* _Aim_
Copy out the listing that follows, exact in every word, and skip the images.

____________

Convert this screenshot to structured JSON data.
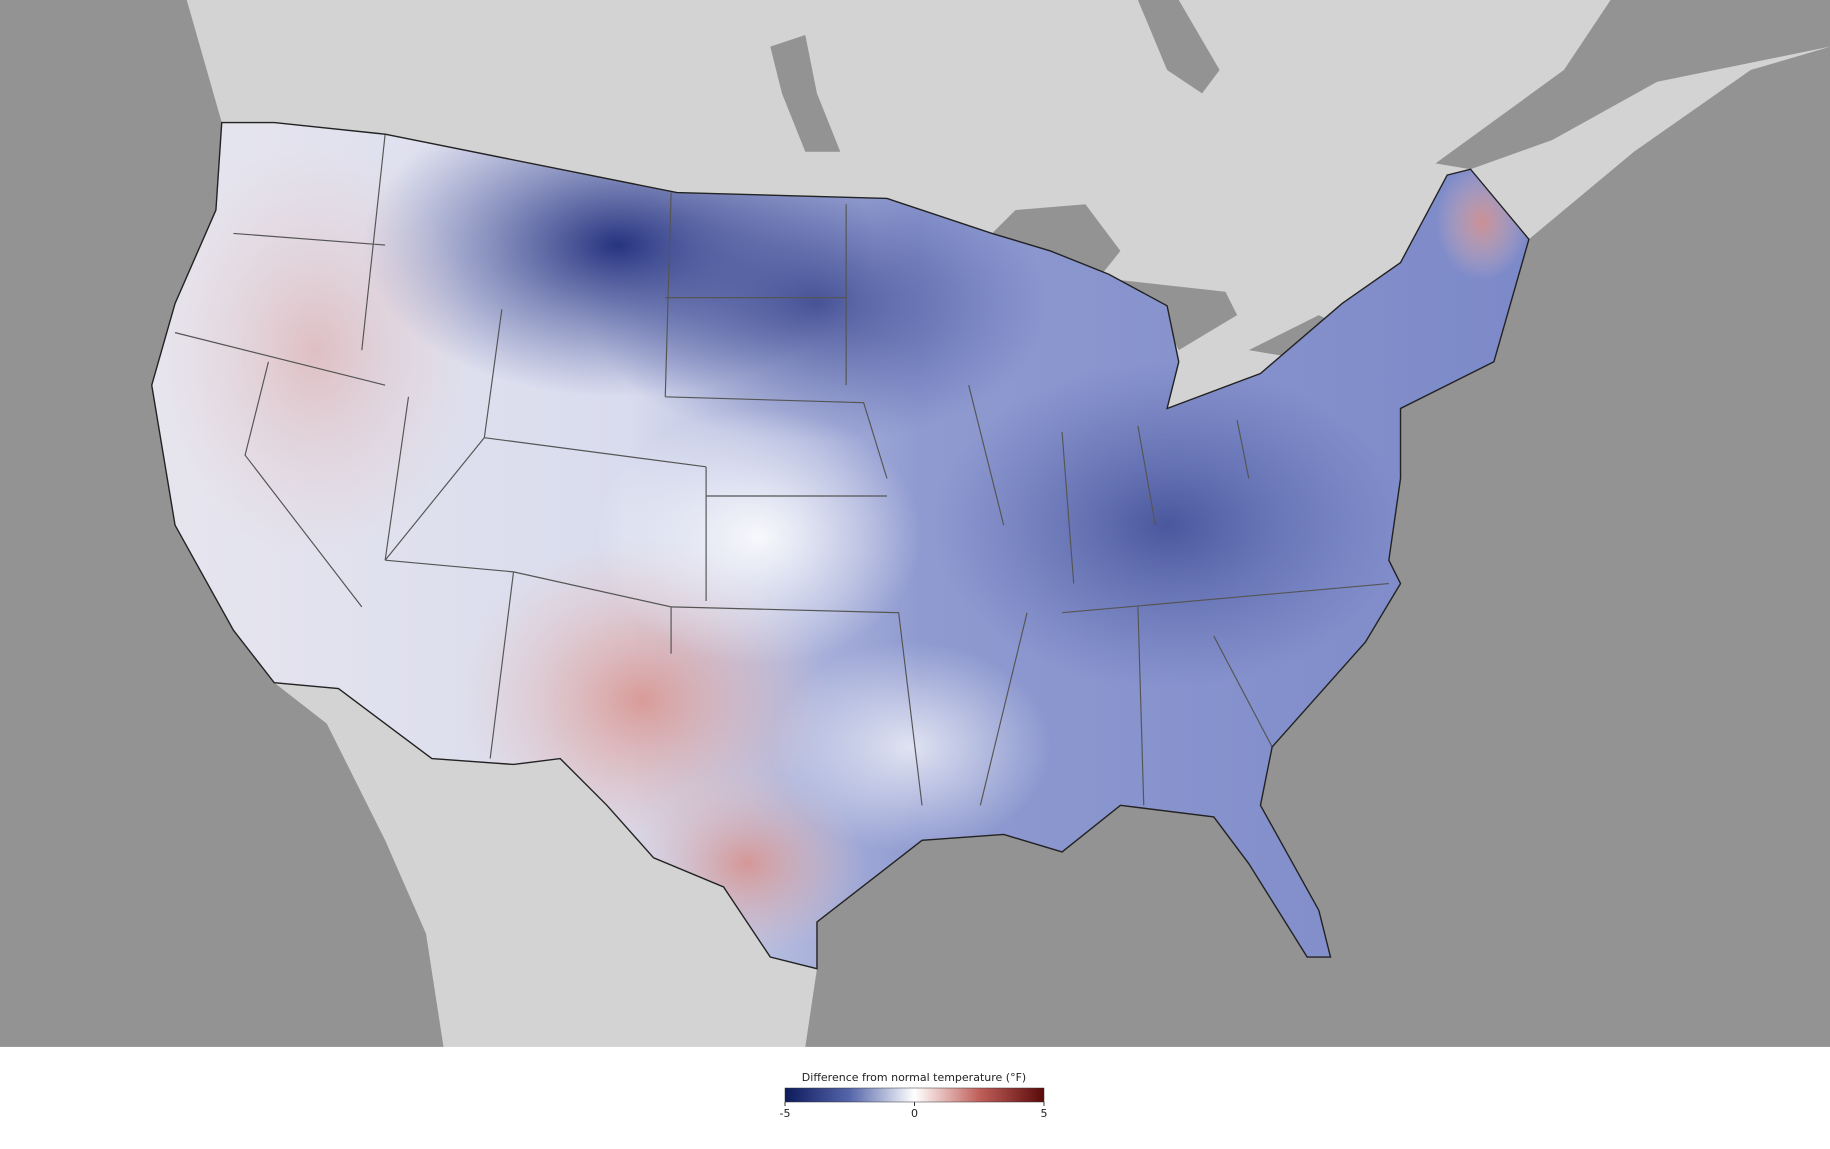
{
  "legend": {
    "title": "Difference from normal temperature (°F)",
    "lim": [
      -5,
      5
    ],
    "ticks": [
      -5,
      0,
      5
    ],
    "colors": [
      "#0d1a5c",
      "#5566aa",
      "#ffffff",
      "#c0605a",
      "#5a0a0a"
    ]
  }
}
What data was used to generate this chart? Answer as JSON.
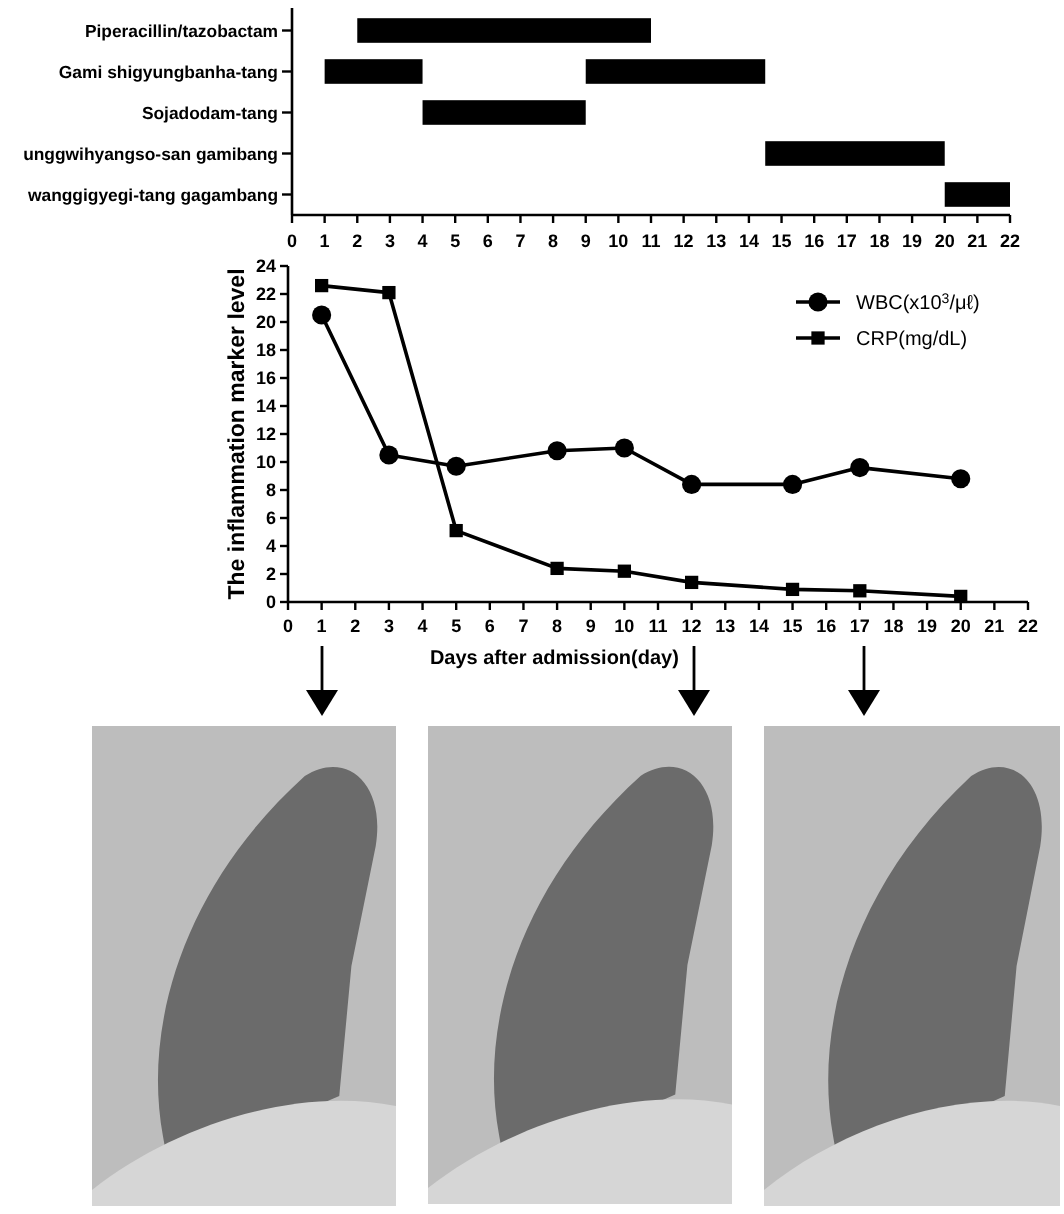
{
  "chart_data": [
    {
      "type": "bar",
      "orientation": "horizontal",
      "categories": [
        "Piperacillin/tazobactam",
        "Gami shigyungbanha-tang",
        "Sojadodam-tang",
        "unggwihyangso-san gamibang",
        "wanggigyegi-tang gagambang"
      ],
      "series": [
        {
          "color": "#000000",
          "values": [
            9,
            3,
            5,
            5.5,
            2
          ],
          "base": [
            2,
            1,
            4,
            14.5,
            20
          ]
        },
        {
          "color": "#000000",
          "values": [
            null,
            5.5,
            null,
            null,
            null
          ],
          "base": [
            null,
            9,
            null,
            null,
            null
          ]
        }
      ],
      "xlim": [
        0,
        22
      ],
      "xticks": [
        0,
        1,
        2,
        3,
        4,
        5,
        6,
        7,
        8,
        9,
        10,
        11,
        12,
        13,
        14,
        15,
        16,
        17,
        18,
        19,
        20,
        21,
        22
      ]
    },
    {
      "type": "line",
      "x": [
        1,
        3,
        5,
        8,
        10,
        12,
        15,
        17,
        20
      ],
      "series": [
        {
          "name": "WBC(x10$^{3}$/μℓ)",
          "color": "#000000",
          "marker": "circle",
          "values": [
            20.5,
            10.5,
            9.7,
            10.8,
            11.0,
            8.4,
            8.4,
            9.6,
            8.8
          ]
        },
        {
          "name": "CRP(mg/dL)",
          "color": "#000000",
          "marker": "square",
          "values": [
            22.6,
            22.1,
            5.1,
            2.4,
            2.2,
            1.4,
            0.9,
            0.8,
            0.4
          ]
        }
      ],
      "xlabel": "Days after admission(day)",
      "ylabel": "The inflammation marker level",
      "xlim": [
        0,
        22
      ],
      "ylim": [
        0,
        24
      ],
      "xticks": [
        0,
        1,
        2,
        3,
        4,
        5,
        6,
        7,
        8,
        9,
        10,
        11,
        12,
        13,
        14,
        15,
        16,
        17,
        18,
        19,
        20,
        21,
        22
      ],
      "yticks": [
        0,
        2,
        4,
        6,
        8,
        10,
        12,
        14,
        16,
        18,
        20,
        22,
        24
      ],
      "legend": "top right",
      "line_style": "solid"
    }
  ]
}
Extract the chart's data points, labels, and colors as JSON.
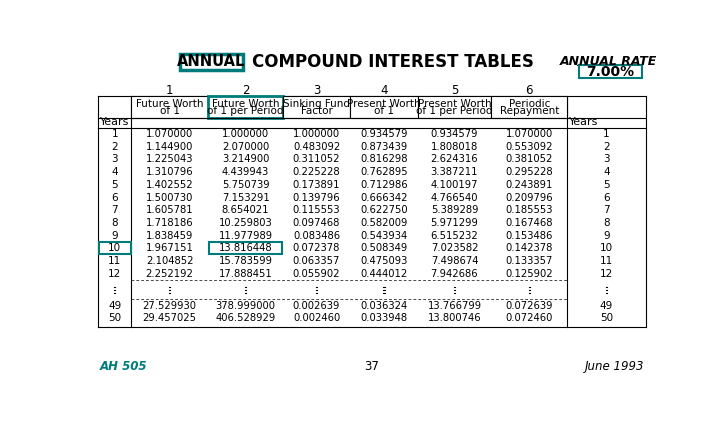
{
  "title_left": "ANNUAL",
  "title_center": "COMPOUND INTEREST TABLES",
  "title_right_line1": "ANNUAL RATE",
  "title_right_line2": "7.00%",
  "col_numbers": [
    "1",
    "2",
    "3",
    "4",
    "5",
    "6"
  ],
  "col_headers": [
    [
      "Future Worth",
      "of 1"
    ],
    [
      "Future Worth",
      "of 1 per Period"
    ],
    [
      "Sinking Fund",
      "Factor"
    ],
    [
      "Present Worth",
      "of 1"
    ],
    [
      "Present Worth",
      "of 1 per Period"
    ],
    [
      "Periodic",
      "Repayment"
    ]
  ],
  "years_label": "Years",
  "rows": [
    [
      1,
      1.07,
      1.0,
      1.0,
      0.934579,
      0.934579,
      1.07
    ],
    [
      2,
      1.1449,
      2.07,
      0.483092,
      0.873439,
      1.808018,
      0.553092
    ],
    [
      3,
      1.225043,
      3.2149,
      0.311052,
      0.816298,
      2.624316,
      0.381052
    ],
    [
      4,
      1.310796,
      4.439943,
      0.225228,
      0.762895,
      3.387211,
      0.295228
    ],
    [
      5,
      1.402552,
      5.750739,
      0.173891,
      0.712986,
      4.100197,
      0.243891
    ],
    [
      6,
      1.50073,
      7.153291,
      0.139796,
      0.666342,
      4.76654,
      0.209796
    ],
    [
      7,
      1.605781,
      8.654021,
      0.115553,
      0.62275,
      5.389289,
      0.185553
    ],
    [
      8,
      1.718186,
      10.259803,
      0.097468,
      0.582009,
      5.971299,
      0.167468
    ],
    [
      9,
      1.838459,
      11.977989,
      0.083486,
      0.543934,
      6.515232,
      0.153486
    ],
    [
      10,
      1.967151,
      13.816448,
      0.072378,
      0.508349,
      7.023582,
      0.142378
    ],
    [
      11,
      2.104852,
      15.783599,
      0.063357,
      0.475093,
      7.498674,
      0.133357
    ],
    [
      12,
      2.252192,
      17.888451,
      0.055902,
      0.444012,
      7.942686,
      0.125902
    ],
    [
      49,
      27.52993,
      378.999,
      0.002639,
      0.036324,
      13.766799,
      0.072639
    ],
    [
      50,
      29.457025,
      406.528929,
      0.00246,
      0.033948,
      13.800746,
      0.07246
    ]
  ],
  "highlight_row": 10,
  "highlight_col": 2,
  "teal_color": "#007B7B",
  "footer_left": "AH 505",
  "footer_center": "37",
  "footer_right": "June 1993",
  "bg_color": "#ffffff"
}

____________

* _Reply_
Convert this screenshot to structured JSON data.
{
  "legend": {
    "title": "Difference from normal temperature (°F)",
    "lim": [
      -5,
      5
    ],
    "ticks": [
      -5,
      0,
      5
    ],
    "colors": [
      "#0d1a5c",
      "#5566aa",
      "#ffffff",
      "#c0605a",
      "#5a0a0a"
    ]
  }
}
What data was used to generate this chart? Answer as JSON.
{
  "chart_data": [
    {
      "type": "bar",
      "orientation": "horizontal",
      "categories": [
        "Piperacillin/tazobactam",
        "Gami shigyungbanha-tang",
        "Sojadodam-tang",
        "unggwihyangso-san gamibang",
        "wanggigyegi-tang gagambang"
      ],
      "series": [
        {
          "color": "#000000",
          "values": [
            9,
            3,
            5,
            5.5,
            2
          ],
          "base": [
            2,
            1,
            4,
            14.5,
            20
          ]
        },
        {
          "color": "#000000",
          "values": [
            null,
            5.5,
            null,
            null,
            null
          ],
          "base": [
            null,
            9,
            null,
            null,
            null
          ]
        }
      ],
      "xlim": [
        0,
        22
      ],
      "xticks": [
        0,
        1,
        2,
        3,
        4,
        5,
        6,
        7,
        8,
        9,
        10,
        11,
        12,
        13,
        14,
        15,
        16,
        17,
        18,
        19,
        20,
        21,
        22
      ]
    },
    {
      "type": "line",
      "x": [
        1,
        3,
        5,
        8,
        10,
        12,
        15,
        17,
        20
      ],
      "series": [
        {
          "name": "WBC(x10$^{3}$/μℓ)",
          "color": "#000000",
          "marker": "circle",
          "values": [
            20.5,
            10.5,
            9.7,
            10.8,
            11.0,
            8.4,
            8.4,
            9.6,
            8.8
          ]
        },
        {
          "name": "CRP(mg/dL)",
          "color": "#000000",
          "marker": "square",
          "values": [
            22.6,
            22.1,
            5.1,
            2.4,
            2.2,
            1.4,
            0.9,
            0.8,
            0.4
          ]
        }
      ],
      "xlabel": "Days after admission(day)",
      "ylabel": "The inflammation marker level",
      "xlim": [
        0,
        22
      ],
      "ylim": [
        0,
        24
      ],
      "xticks": [
        0,
        1,
        2,
        3,
        4,
        5,
        6,
        7,
        8,
        9,
        10,
        11,
        12,
        13,
        14,
        15,
        16,
        17,
        18,
        19,
        20,
        21,
        22
      ],
      "yticks": [
        0,
        2,
        4,
        6,
        8,
        10,
        12,
        14,
        16,
        18,
        20,
        22,
        24
      ],
      "legend": "top right",
      "line_style": "solid"
    }
  ]
}
Extract the chart's data points, labels, and colors as JSON.
{
  "title_left": "ANNUAL",
  "title_center": "COMPOUND INTEREST TABLES",
  "title_right_line1": "ANNUAL RATE",
  "title_right_line2": "7.00%",
  "col_numbers": [
    "1",
    "2",
    "3",
    "4",
    "5",
    "6"
  ],
  "col_headers": [
    [
      "Future Worth",
      "of 1"
    ],
    [
      "Future Worth",
      "of 1 per Period"
    ],
    [
      "Sinking Fund",
      "Factor"
    ],
    [
      "Present Worth",
      "of 1"
    ],
    [
      "Present Worth",
      "of 1 per Period"
    ],
    [
      "Periodic",
      "Repayment"
    ]
  ],
  "years_label": "Years",
  "rows": [
    [
      1,
      1.07,
      1.0,
      1.0,
      0.934579,
      0.934579,
      1.07
    ],
    [
      2,
      1.1449,
      2.07,
      0.483092,
      0.873439,
      1.808018,
      0.553092
    ],
    [
      3,
      1.225043,
      3.2149,
      0.311052,
      0.816298,
      2.624316,
      0.381052
    ],
    [
      4,
      1.310796,
      4.439943,
      0.225228,
      0.762895,
      3.387211,
      0.295228
    ],
    [
      5,
      1.402552,
      5.750739,
      0.173891,
      0.712986,
      4.100197,
      0.243891
    ],
    [
      6,
      1.50073,
      7.153291,
      0.139796,
      0.666342,
      4.76654,
      0.209796
    ],
    [
      7,
      1.605781,
      8.654021,
      0.115553,
      0.62275,
      5.389289,
      0.185553
    ],
    [
      8,
      1.718186,
      10.259803,
      0.097468,
      0.582009,
      5.971299,
      0.167468
    ],
    [
      9,
      1.838459,
      11.977989,
      0.083486,
      0.543934,
      6.515232,
      0.153486
    ],
    [
      10,
      1.967151,
      13.816448,
      0.072378,
      0.508349,
      7.023582,
      0.142378
    ],
    [
      11,
      2.104852,
      15.783599,
      0.063357,
      0.475093,
      7.498674,
      0.133357
    ],
    [
      12,
      2.252192,
      17.888451,
      0.055902,
      0.444012,
      7.942686,
      0.125902
    ],
    [
      49,
      27.52993,
      378.999,
      0.002639,
      0.036324,
      13.766799,
      0.072639
    ],
    [
      50,
      29.457025,
      406.528929,
      0.00246,
      0.033948,
      13.800746,
      0.07246
    ]
  ],
  "highlight_row": 10,
  "highlight_col": 2,
  "teal_color": "#007B7B",
  "footer_left": "AH 505",
  "footer_center": "37",
  "footer_right": "June 1993",
  "bg_color": "#ffffff"
}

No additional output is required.